### [GIVEN REQUEST]
Print each line exactly as it is given.

>> START AVAILABLE DATA

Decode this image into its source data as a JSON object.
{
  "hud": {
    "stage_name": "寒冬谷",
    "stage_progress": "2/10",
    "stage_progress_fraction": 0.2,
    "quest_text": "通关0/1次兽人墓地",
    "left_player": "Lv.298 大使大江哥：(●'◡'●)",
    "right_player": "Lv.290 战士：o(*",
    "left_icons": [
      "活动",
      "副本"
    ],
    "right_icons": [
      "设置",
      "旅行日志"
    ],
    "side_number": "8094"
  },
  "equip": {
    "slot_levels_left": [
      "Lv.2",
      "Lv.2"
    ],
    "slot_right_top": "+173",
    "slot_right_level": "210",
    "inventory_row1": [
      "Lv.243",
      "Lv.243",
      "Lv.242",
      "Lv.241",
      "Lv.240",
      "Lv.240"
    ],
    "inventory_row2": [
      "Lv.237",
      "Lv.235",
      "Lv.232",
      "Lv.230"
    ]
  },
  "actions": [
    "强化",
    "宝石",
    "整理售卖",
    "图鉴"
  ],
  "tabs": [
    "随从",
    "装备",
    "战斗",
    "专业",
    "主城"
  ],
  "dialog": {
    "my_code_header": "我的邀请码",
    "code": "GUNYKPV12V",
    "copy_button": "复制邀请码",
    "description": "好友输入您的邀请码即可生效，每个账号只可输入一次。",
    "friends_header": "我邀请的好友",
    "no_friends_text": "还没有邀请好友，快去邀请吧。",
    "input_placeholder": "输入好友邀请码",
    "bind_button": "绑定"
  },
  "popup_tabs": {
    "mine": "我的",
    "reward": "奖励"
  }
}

>> END AVAILABLE DATA

### [EXERCISE SOLUTION]
Decode this image into its source data as a JSON object.
{
  "hud": {
    "stage_name": "寒冬谷",
    "stage_progress": "2/10",
    "stage_progress_fraction": 0.2,
    "quest_text": "通关0/1次兽人墓地",
    "left_player": "Lv.298 大使大江哥：(●'◡'●)",
    "right_player": "Lv.290 战士：o(*",
    "left_icons": [
      "活动",
      "副本"
    ],
    "right_icons": [
      "设置",
      "旅行日志"
    ],
    "side_number": "8094"
  },
  "equip": {
    "slot_levels_left": [
      "Lv.2",
      "Lv.2"
    ],
    "slot_right_top": "+173",
    "slot_right_level": "210",
    "inventory_row1": [
      "Lv.243",
      "Lv.243",
      "Lv.242",
      "Lv.241",
      "Lv.240",
      "Lv.240"
    ],
    "inventory_row2": [
      "Lv.237",
      "Lv.235",
      "Lv.232",
      "Lv.230"
    ]
  },
  "actions": [
    "强化",
    "宝石",
    "整理售卖",
    "图鉴"
  ],
  "tabs": [
    "随从",
    "装备",
    "战斗",
    "专业",
    "主城"
  ],
  "dialog": {
    "my_code_header": "我的邀请码",
    "code": "GUNYKPV12V",
    "copy_button": "复制邀请码",
    "description": "好友输入您的邀请码即可生效，每个账号只可输入一次。",
    "friends_header": "我邀请的好友",
    "no_friends_text": "还没有邀请好友，快去邀请吧。",
    "input_placeholder": "输入好友邀请码",
    "bind_button": "绑定"
  },
  "popup_tabs": {
    "mine": "我的",
    "reward": "奖励"
  }
}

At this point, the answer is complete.